## Extracted information

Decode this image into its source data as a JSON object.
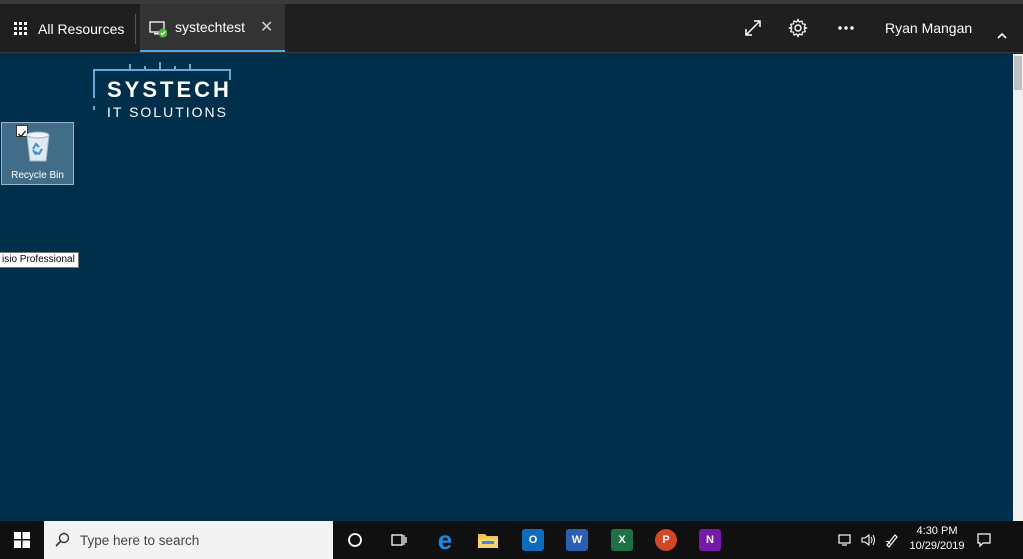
{
  "appbar": {
    "all_resources_label": "All Resources",
    "tab_label": "systechtest",
    "user_name": "Ryan Mangan"
  },
  "desktop": {
    "logo_line1": "SYSTECH",
    "logo_line2": "IT SOLUTIONS",
    "recycle_bin_label": "Recycle Bin",
    "tooltip_text": "isio Professional"
  },
  "taskbar": {
    "search_placeholder": "Type here to search",
    "time": "4:30 PM",
    "date": "10/29/2019",
    "pinned_apps": [
      "Microsoft Edge",
      "File Explorer",
      "Outlook",
      "Word",
      "Excel",
      "PowerPoint",
      "OneNote"
    ]
  },
  "colors": {
    "desktop_bg": "#002f4b",
    "appbar_bg": "#1f1f1f",
    "tab_accent": "#54a7e0",
    "connected_green": "#4cb93b"
  }
}
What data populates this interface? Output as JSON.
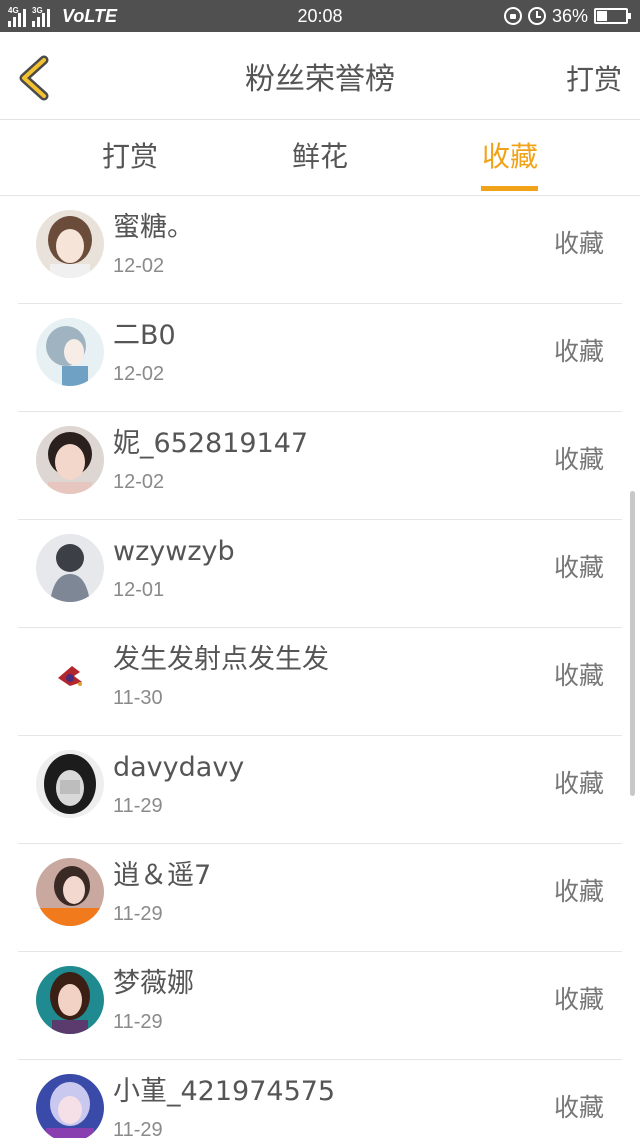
{
  "status_bar": {
    "network_1": "4G",
    "network_2": "3G",
    "volte": "VoLTE",
    "time": "20:08",
    "battery": "36%",
    "battery_level": 0.36,
    "icons": [
      "rotation-lock-icon",
      "alarm-icon",
      "battery-icon"
    ]
  },
  "header": {
    "title": "粉丝荣誉榜",
    "action": "打赏",
    "back_icon": "chevron-left-icon",
    "accent_color": "#f0a318"
  },
  "tabs": [
    {
      "label": "打赏",
      "active": false
    },
    {
      "label": "鲜花",
      "active": false
    },
    {
      "label": "收藏",
      "active": true
    }
  ],
  "list": [
    {
      "name": "蜜糖。",
      "date": "12-02",
      "action": "收藏"
    },
    {
      "name": "二B0",
      "date": "12-02",
      "action": "收藏"
    },
    {
      "name": "妮_652819147",
      "date": "12-02",
      "action": "收藏"
    },
    {
      "name": "wzywzyb",
      "date": "12-01",
      "action": "收藏"
    },
    {
      "name": "发生发射点发生发",
      "date": "11-30",
      "action": "收藏"
    },
    {
      "name": "davydavy",
      "date": "11-29",
      "action": "收藏"
    },
    {
      "name": "逍＆遥7",
      "date": "11-29",
      "action": "收藏"
    },
    {
      "name": "梦薇娜",
      "date": "11-29",
      "action": "收藏"
    },
    {
      "name": "小堇_421974575",
      "date": "11-29",
      "action": "收藏"
    }
  ]
}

## Task details
Reproduce all of the data exactly, omitting each picture it holds.

## Finished task
Decode this image into its source data as a JSON object.
{
  "appbar": {
    "all_resources_label": "All Resources",
    "tab_label": "systechtest",
    "user_name": "Ryan Mangan"
  },
  "desktop": {
    "logo_line1": "SYSTECH",
    "logo_line2": "IT SOLUTIONS",
    "recycle_bin_label": "Recycle Bin",
    "tooltip_text": "isio Professional"
  },
  "taskbar": {
    "search_placeholder": "Type here to search",
    "time": "4:30 PM",
    "date": "10/29/2019",
    "pinned_apps": [
      "Microsoft Edge",
      "File Explorer",
      "Outlook",
      "Word",
      "Excel",
      "PowerPoint",
      "OneNote"
    ]
  },
  "colors": {
    "desktop_bg": "#002f4b",
    "appbar_bg": "#1f1f1f",
    "tab_accent": "#54a7e0",
    "connected_green": "#4cb93b"
  }
}
What data populates this interface? Output as JSON.
{
  "status_bar": {
    "network_1": "4G",
    "network_2": "3G",
    "volte": "VoLTE",
    "time": "20:08",
    "battery": "36%",
    "battery_level": 0.36,
    "icons": [
      "rotation-lock-icon",
      "alarm-icon",
      "battery-icon"
    ]
  },
  "header": {
    "title": "粉丝荣誉榜",
    "action": "打赏",
    "back_icon": "chevron-left-icon",
    "accent_color": "#f0a318"
  },
  "tabs": [
    {
      "label": "打赏",
      "active": false
    },
    {
      "label": "鲜花",
      "active": false
    },
    {
      "label": "收藏",
      "active": true
    }
  ],
  "list": [
    {
      "name": "蜜糖。",
      "date": "12-02",
      "action": "收藏"
    },
    {
      "name": "二B0",
      "date": "12-02",
      "action": "收藏"
    },
    {
      "name": "妮_652819147",
      "date": "12-02",
      "action": "收藏"
    },
    {
      "name": "wzywzyb",
      "date": "12-01",
      "action": "收藏"
    },
    {
      "name": "发生发射点发生发",
      "date": "11-30",
      "action": "收藏"
    },
    {
      "name": "davydavy",
      "date": "11-29",
      "action": "收藏"
    },
    {
      "name": "逍＆遥7",
      "date": "11-29",
      "action": "收藏"
    },
    {
      "name": "梦薇娜",
      "date": "11-29",
      "action": "收藏"
    },
    {
      "name": "小堇_421974575",
      "date": "11-29",
      "action": "收藏"
    }
  ]
}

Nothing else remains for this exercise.